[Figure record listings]
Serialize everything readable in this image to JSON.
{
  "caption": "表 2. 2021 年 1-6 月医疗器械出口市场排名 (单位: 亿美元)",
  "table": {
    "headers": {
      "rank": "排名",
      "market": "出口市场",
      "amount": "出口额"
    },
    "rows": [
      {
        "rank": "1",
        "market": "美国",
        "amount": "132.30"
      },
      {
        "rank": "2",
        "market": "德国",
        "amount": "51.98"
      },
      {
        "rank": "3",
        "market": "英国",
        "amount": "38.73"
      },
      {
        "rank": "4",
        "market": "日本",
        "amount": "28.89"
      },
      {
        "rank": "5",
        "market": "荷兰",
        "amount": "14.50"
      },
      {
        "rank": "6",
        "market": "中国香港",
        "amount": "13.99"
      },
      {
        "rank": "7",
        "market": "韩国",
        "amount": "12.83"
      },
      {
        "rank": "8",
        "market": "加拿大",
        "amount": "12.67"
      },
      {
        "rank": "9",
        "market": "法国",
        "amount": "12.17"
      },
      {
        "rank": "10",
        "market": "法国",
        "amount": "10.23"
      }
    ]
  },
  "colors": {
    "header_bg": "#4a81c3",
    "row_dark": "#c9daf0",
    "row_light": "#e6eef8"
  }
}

...

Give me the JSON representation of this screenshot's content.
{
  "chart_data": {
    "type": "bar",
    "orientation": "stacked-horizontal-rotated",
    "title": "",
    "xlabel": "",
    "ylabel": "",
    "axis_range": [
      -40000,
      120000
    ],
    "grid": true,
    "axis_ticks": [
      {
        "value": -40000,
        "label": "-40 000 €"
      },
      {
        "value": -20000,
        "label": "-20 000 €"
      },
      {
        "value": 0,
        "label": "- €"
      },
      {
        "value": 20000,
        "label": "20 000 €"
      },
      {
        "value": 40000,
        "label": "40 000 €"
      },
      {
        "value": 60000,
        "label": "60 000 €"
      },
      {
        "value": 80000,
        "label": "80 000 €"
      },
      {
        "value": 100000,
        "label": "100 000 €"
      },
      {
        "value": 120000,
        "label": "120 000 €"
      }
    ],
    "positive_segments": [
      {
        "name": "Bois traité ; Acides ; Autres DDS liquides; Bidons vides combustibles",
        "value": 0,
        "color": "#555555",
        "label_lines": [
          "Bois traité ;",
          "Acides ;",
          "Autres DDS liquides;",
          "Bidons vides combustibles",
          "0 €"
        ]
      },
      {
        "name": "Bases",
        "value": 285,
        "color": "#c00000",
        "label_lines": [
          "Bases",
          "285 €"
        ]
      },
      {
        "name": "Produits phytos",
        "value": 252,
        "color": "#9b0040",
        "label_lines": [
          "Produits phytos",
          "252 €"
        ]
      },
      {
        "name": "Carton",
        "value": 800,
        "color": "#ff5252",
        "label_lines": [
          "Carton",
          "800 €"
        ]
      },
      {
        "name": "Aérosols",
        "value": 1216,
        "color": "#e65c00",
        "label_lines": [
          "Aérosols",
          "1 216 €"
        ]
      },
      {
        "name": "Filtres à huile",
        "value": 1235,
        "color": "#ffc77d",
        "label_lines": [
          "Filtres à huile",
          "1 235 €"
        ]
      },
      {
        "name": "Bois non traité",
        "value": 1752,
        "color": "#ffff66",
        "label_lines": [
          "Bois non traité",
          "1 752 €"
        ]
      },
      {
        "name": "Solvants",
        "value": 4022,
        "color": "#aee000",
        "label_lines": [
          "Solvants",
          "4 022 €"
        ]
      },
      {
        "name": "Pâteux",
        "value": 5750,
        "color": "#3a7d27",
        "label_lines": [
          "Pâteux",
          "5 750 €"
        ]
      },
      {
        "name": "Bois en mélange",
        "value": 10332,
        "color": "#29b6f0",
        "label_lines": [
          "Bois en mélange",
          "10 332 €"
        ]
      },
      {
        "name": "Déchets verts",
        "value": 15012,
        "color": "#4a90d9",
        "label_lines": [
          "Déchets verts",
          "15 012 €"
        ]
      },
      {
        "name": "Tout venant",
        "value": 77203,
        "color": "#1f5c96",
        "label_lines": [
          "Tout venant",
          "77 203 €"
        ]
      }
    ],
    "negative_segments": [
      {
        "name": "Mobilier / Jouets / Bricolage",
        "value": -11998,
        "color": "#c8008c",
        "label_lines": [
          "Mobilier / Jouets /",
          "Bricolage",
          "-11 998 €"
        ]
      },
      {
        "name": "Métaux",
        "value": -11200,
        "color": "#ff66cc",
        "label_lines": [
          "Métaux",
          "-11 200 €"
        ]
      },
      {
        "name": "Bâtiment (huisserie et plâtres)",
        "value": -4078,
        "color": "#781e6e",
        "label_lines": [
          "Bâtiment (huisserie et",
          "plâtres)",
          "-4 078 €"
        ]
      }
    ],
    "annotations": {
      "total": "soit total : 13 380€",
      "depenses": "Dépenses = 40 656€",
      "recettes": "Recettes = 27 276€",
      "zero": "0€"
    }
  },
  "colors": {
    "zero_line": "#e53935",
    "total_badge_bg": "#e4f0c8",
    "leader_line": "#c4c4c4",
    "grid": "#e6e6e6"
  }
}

---

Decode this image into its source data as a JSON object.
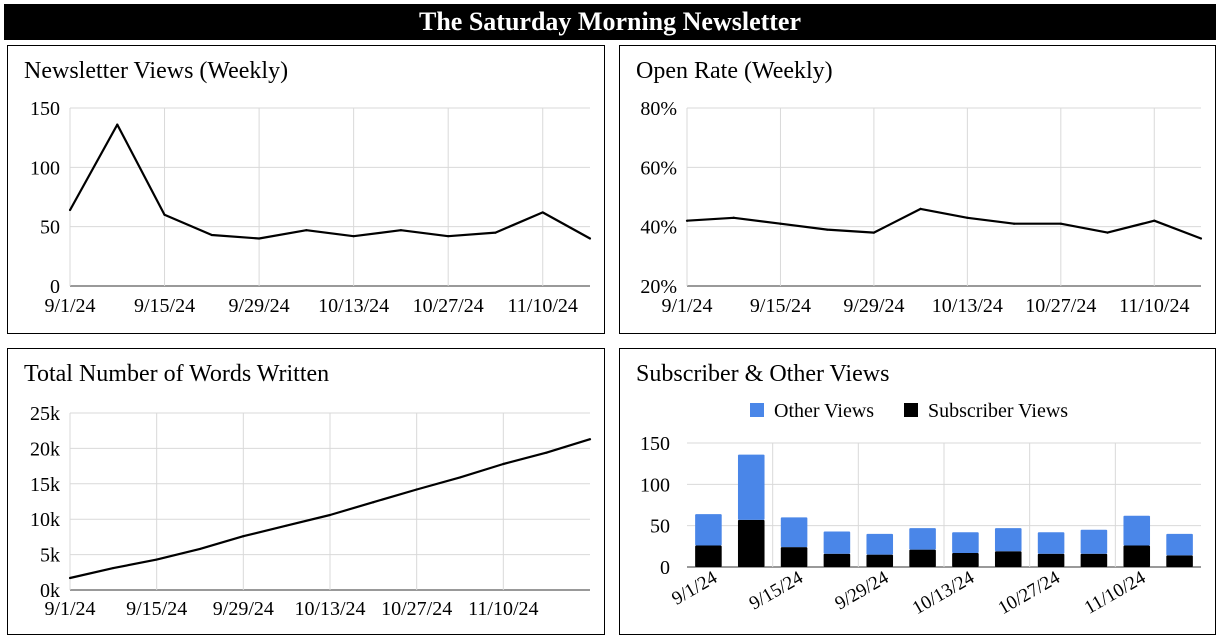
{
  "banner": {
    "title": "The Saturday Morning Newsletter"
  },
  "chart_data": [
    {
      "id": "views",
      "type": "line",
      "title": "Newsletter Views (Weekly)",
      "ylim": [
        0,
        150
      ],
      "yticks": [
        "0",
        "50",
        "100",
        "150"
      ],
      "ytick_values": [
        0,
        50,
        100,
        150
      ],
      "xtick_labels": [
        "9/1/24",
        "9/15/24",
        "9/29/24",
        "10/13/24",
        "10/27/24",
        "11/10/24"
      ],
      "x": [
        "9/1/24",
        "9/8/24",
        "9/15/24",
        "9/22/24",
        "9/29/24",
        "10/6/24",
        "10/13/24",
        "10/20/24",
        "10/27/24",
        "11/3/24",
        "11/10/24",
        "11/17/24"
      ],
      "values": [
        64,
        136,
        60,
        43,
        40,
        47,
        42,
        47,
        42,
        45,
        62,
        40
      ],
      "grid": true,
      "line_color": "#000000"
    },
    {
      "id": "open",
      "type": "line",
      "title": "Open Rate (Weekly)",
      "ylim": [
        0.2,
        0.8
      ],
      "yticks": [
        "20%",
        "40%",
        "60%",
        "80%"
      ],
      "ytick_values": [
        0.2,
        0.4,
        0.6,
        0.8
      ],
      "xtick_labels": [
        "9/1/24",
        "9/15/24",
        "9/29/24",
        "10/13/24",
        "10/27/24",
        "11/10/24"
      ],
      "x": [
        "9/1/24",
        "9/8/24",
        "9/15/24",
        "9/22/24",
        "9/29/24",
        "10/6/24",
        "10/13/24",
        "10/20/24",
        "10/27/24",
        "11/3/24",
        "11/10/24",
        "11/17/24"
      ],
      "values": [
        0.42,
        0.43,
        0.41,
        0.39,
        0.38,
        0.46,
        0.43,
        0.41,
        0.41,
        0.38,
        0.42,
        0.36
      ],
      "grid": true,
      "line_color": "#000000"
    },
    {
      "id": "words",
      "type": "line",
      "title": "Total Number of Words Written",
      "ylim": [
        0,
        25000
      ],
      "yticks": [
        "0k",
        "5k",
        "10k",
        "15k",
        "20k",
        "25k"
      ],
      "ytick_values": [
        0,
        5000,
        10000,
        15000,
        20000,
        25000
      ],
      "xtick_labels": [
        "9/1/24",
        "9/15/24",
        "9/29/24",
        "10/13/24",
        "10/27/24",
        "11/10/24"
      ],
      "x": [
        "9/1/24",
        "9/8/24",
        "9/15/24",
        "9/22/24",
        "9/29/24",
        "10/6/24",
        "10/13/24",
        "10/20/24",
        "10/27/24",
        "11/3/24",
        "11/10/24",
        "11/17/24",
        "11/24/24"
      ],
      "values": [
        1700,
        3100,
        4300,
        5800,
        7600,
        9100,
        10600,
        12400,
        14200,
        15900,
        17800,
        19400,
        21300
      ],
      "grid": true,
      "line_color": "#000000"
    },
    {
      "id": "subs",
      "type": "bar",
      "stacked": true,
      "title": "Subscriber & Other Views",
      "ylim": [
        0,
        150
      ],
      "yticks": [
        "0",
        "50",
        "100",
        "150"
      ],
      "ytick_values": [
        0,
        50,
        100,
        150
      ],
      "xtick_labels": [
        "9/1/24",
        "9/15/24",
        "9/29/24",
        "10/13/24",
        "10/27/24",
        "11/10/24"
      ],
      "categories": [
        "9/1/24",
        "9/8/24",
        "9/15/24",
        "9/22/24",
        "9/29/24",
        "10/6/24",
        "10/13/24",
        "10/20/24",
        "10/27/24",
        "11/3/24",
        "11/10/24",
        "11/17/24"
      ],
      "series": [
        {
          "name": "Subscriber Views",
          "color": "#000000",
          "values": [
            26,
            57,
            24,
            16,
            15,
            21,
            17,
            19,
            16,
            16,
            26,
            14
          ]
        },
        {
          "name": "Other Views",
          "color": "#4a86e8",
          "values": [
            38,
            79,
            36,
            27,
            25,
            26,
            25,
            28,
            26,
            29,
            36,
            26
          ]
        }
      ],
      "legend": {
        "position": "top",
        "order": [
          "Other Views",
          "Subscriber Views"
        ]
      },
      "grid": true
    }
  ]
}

## Direction
Go through the material and copy out every line with "Mobilier" in it.

## Expected answer
        "name": "Mobilier / Jouets / Bricolage",
          "Mobilier / Jouets /",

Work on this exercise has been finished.